Re: [PATCH v4 0/2] Control over userfaultfd kernel-fault handling

From: Andrea Arcangeli <aarcange@redhat.com>
To: Nick Kralevich <nnk@google.com>
Cc: Lokesh Gidra <lokeshgidra@google.com>,
	Kees Cook <keescook@chromium.org>,
	Jonathan Corbet <corbet@lwn.net>, Peter Xu <peterx@redhat.com>,
	Sebastian Andrzej Siewior <bigeasy@linutronix.de>,
	Andrew Morton <akpm@linux-foundation.org>,
	Alexander Viro <viro@zeniv.linux.org.uk>,
	Stephen Smalley <stephen.smalley.work@gmail.com>,
	Eric Biggers <ebiggers@kernel.org>,
	Daniel Colascione <dancol@dancol.org>,
	"Joel Fernandes (Google)" <joel@joelfernandes.org>,
	Linux FS Devel <linux-fsdevel@vger.kernel.org>,
	linux-kernel <linux-kernel@vger.kernel.org>,
	linux-doc@vger.kernel.org, Kalesh Singh <kaleshsingh@google.com>,
	Calin Juravle <calin@google.com>,
	Suren Baghdasaryan <surenb@google.com>,
	Jeffrey Vander Stoep <jeffv@google.com>,
	"Cc: Android Kernel" <kernel-team@android.com>,
	Mike Rapoport <rppt@linux.vnet.ibm.com>, Shaohua Li <shli@fb.com>,
	Jerome Glisse <jglisse@redhat.com>,
	Mauro Carvalho Chehab <mchehab+huawei@kernel.org>,
	Johannes Weiner <hannes@cmpxchg.org>,
	Mel Gorman <mgorman@techsingularity.net>,
	Nitin Gupta <nigupta@nvidia.com>,
	Vlastimil Babka <vbabka@suse.cz>,
	Iurii Zaikin <yzaikin@google.com>,
	Luis Chamberlain <mcgrof@kernel.org>
Subject: Re: [PATCH v4 0/2] Control over userfaultfd kernel-fault handling
Date: Sat, 24 Oct 2020 01:28:16 -0400	[thread overview]
Message-ID: <20201024052816.GD19707@redhat.com> (raw)
In-Reply-To: <CAFJ0LnGoD9NaKhbsohdXo5zt5nyMOX=g1aMRX0b0W1zBSNaSBg@mail.gmail.com>

Hello,

On Thu, Oct 08, 2020 at 04:22:36PM -0700, Nick Kralevich wrote:
> I haven't tried to verify this myself. I wonder if the usermode
> hardening changes also impacted this exploit? See
> https://lkml.org/lkml/2017/1/16/468

My plan was to:

1) reproduce with the old buggy kernel

2) forward port the bug to the very first version that had both the
   slub and page freelist randomization available and keep them
   disabled

3) enable the freelist randomization features (which are already
   enabled by default in the current enterprise kernels) and see if
   that makes the attack not workable

The hardening of the usermode helper you mentioned is spot on, but it
would have been something to worry about and possibly roll back at
point 2), but I couldn't get past point 1)..

Plenty other hardening techniques (just like the usermode helper) are
very specific to a single attack, but the randomization looks generic
enough to cover the entire class.

++++++++++++++++++++

* [Given task A] Please copy everything from "2) forward port" down to "past point 1).." in the userfaultfd reply, swapping "point" for "step".
* [Given task B] Do these statements agree with the userfaultfd reply? Answer yes or no for each, quoting the deciding words: (i) The writer got beyond the first step of the plan. (ii) The freelist randomization features are already on by default in current enterprise kernels. (iii) The writer sees the randomization as specific to a single attack.
The listing is not needed here.

* [Stored data]
++++++++++++++++++++

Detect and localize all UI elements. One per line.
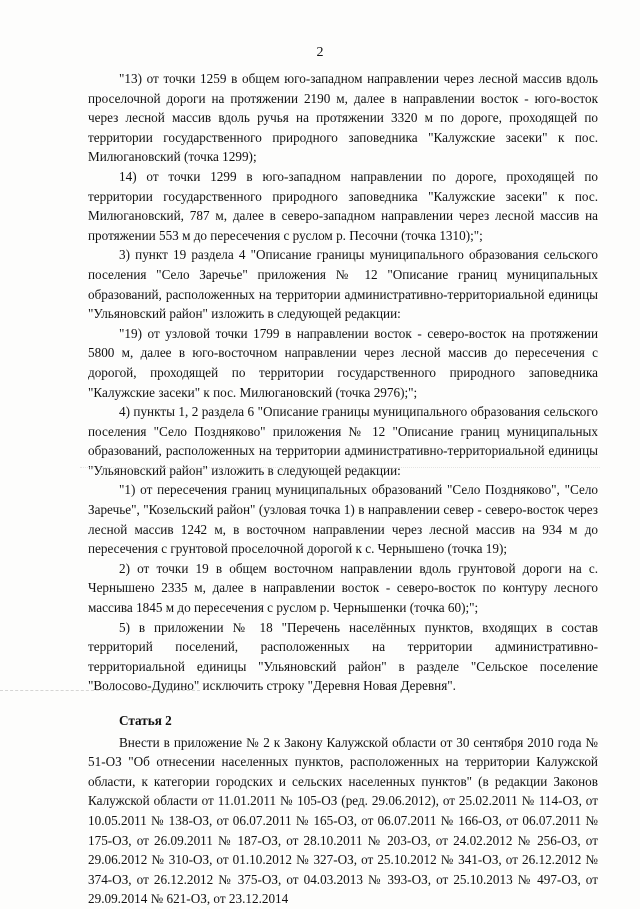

++++++++++++++++++++

* [Full output A]
2) forward port the bug to the very first version that had both the
   slub and page freelist randomization available and keep them
   disabled

3) enable the freelist randomization features (which are already
   enabled by default in the current enterprise kernels) and see if
   that makes the attack not workable

The hardening of the usermode helper you mentioned is spot on, but it
would have been something to worry about and possibly roll back at
step 2), but I couldn't get past step 1)..

* [Full output B]
(i) No: "I couldn't get past point 1)"
(ii) Yes: "which are already enabled by default in the current enterprise kernels"
(iii) No: "the randomization looks generic enough to cover the entire class"